■ Exercise details ■
Write the material out again in full, word for word. Do not include the pictures.

■ Record set ■
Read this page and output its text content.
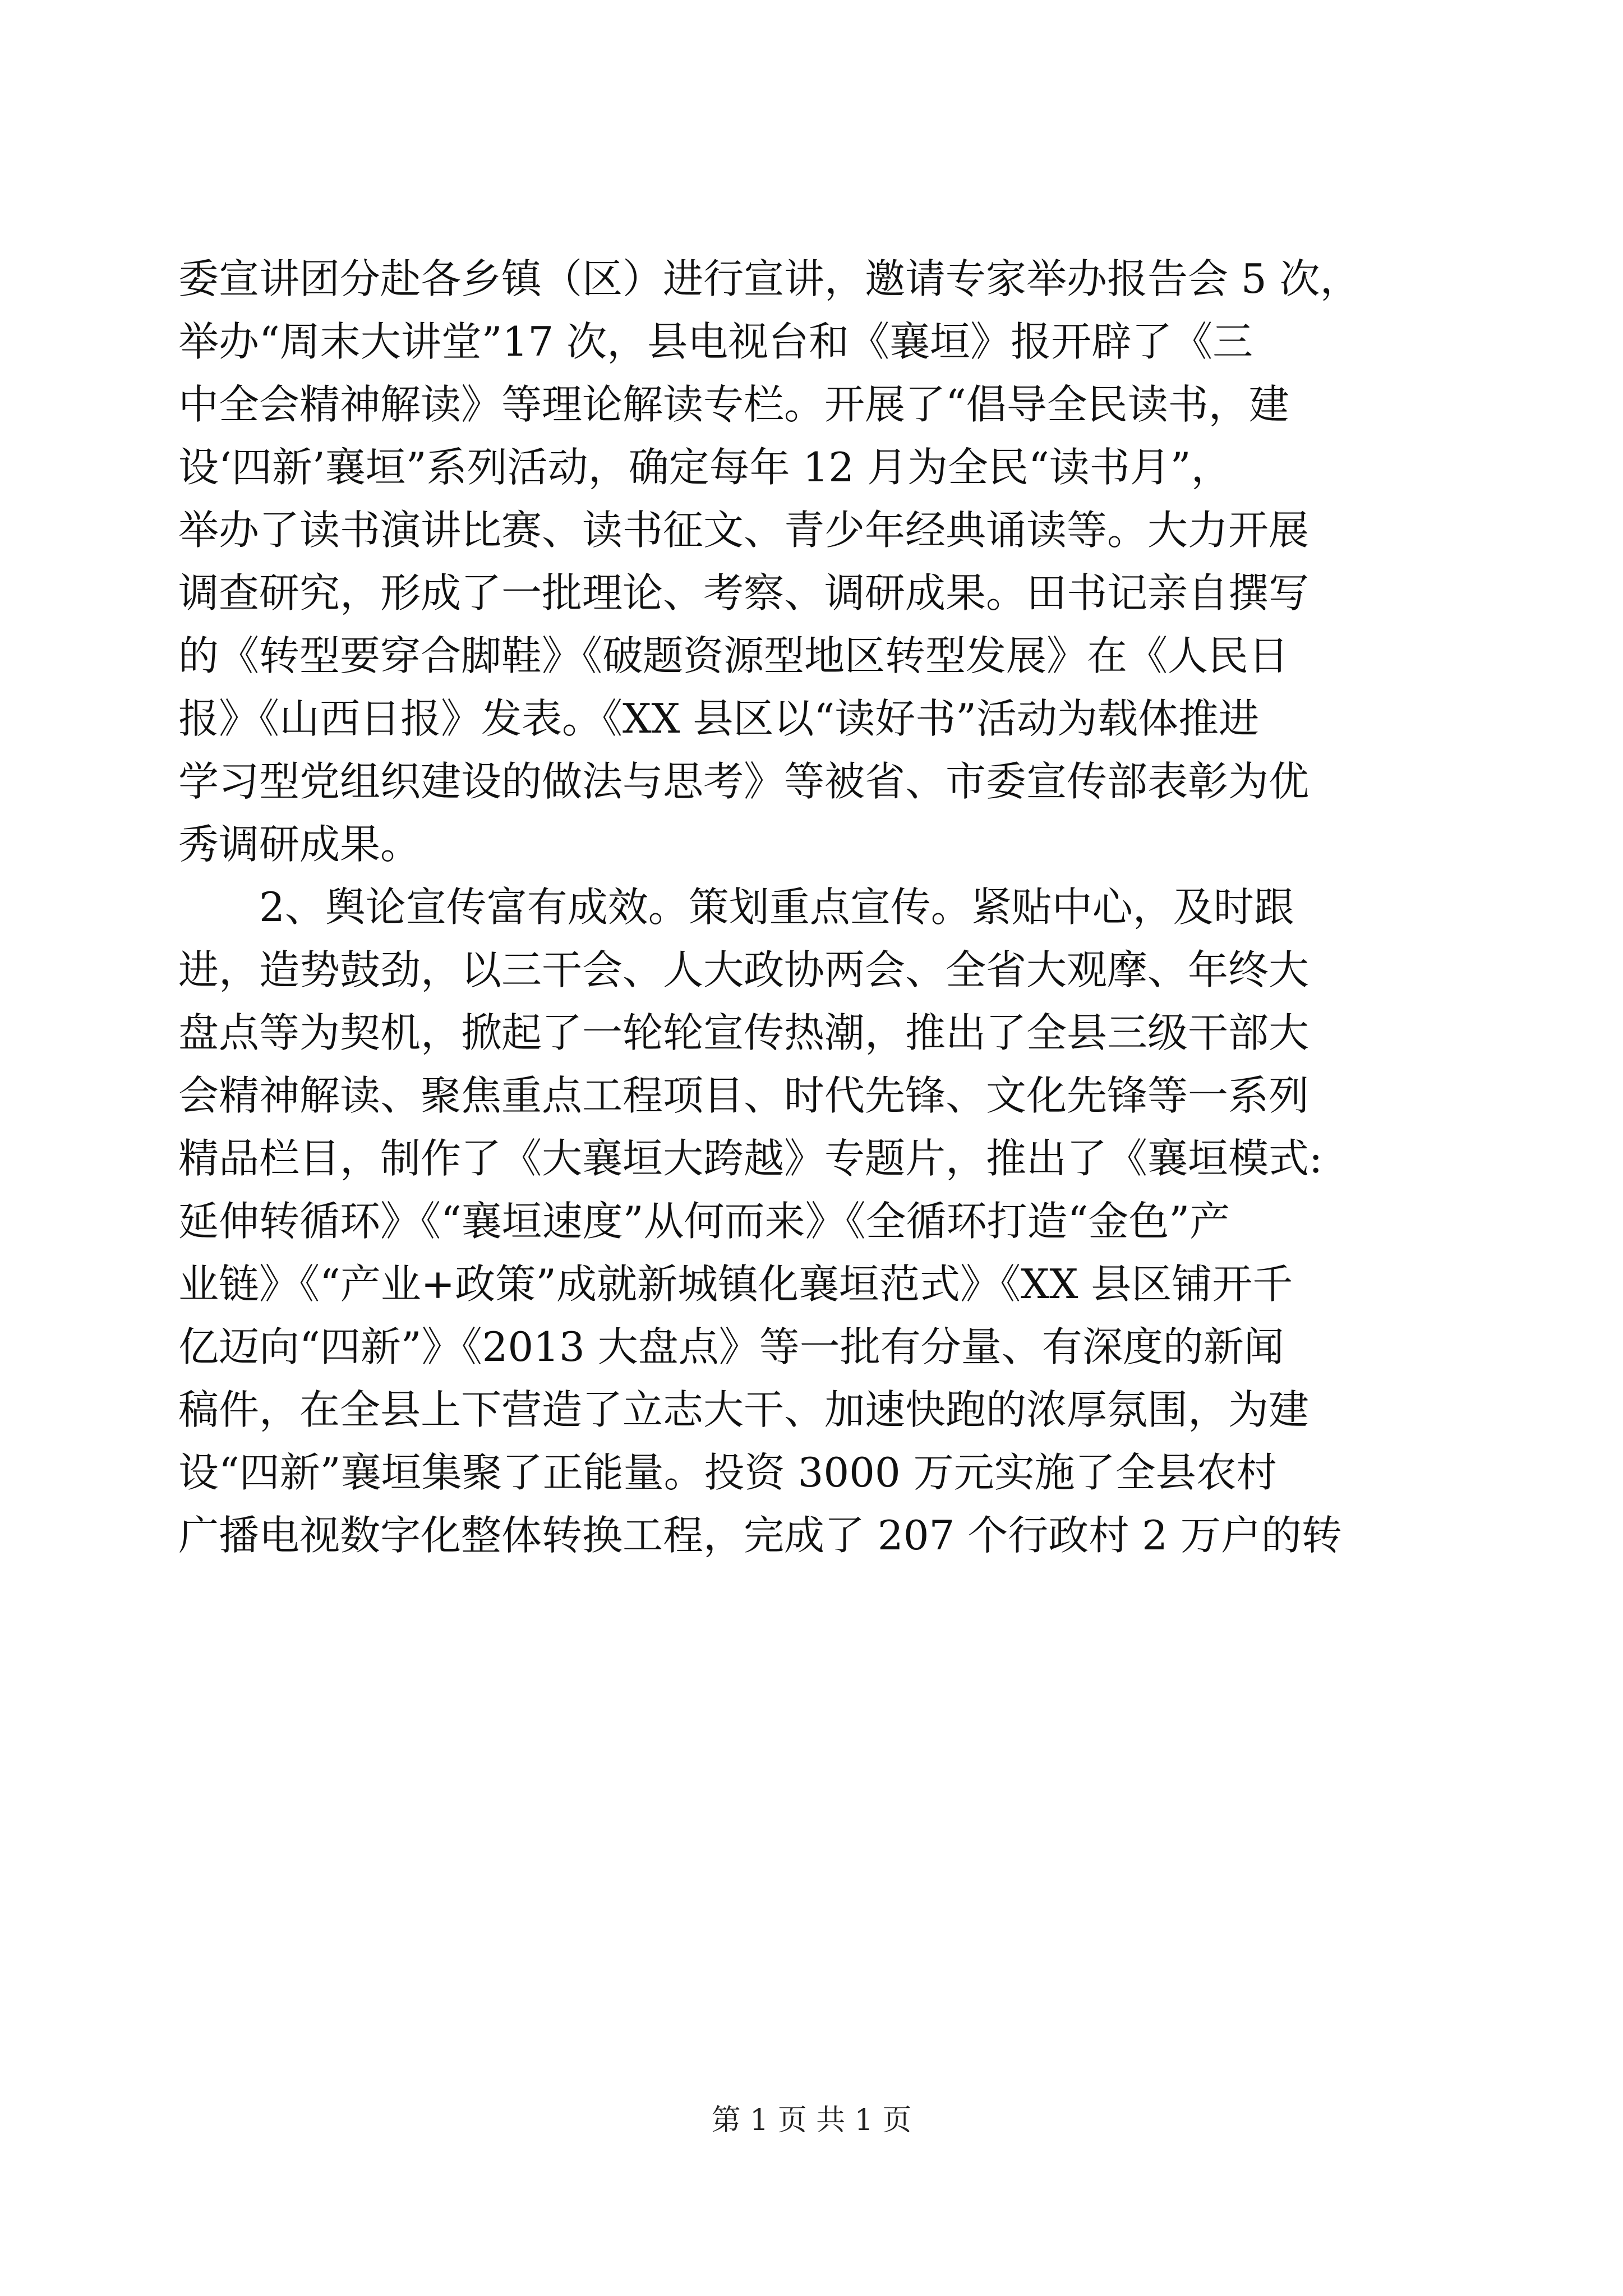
委宣讲团分赴各乡镇（区）进行宣讲，邀请专家举办报告会 5 次，
举办“周末大讲堂”17 次，县电视台和《襄垣》报开辟了《三
中全会精神解读》等理论解读专栏。开展了“倡导全民读书，建
设‘四新’襄垣”系列活动，确定每年 12 月为全民“读书月”，
举办了读书演讲比赛、读书征文、青少年经典诵读等。大力开展
调查研究，形成了一批理论、考察、调研成果。田书记亲自撰写
的《转型要穿合脚鞋》《破题资源型地区转型发展》在《人民日
报》《山西日报》发表。《XX 县区以“读好书”活动为载体推进
学习型党组织建设的做法与思考》等被省、市委宣传部表彰为优
秀调研成果。
2、舆论宣传富有成效。策划重点宣传。紧贴中心，及时跟
进，造势鼓劲，以三干会、人大政协两会、全省大观摩、年终大
盘点等为契机，掀起了一轮轮宣传热潮，推出了全县三级干部大
会精神解读、聚焦重点工程项目、时代先锋、文化先锋等一系列
精品栏目，制作了《大襄垣大跨越》专题片，推出了《襄垣模式:
延伸转循环》《“襄垣速度”从何而来》《全循环打造“金色”产
业链》《“产业+政策”成就新城镇化襄垣范式》《XX 县区铺开千
亿迈向“四新”》《2013 大盘点》等一批有分量、有深度的新闻
稿件，在全县上下营造了立志大干、加速快跑的浓厚氛围，为建
设“四新”襄垣集聚了正能量。投资 3000 万元实施了全县农村
广播电视数字化整体转换工程，完成了 207 个行政村 2 万户的转
第 1 页 共 1 页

■ Result ■
Read this page and output its text content.
委宣讲团分赴各乡镇（区）进行宣讲，邀请专家举办报告会 5 次，
举办“周末大讲堂”17 次，县电视台和《襄垣》报开辟了《三
中全会精神解读》等理论解读专栏。开展了“倡导全民读书，建
设‘四新’襄垣”系列活动，确定每年 12 月为全民“读书月”，
举办了读书演讲比赛、读书征文、青少年经典诵读等。大力开展
调查研究，形成了一批理论、考察、调研成果。田书记亲自撰写
的《转型要穿合脚鞋》《破题资源型地区转型发展》在《人民日
报》《山西日报》发表。《XX 县区以“读好书”活动为载体推进
学习型党组织建设的做法与思考》等被省、市委宣传部表彰为优
秀调研成果。
2、舆论宣传富有成效。策划重点宣传。紧贴中心，及时跟
进，造势鼓劲，以三干会、人大政协两会、全省大观摩、年终大
盘点等为契机，掀起了一轮轮宣传热潮，推出了全县三级干部大
会精神解读、聚焦重点工程项目、时代先锋、文化先锋等一系列
精品栏目，制作了《大襄垣大跨越》专题片，推出了《襄垣模式:
延伸转循环》《“襄垣速度”从何而来》《全循环打造“金色”产
业链》《“产业+政策”成就新城镇化襄垣范式》《XX 县区铺开千
亿迈向“四新”》《2013 大盘点》等一批有分量、有深度的新闻
稿件，在全县上下营造了立志大干、加速快跑的浓厚氛围，为建
设“四新”襄垣集聚了正能量。投资 3000 万元实施了全县农村
广播电视数字化整体转换工程，完成了 207 个行政村 2 万户的转
第 1 页 共 1 页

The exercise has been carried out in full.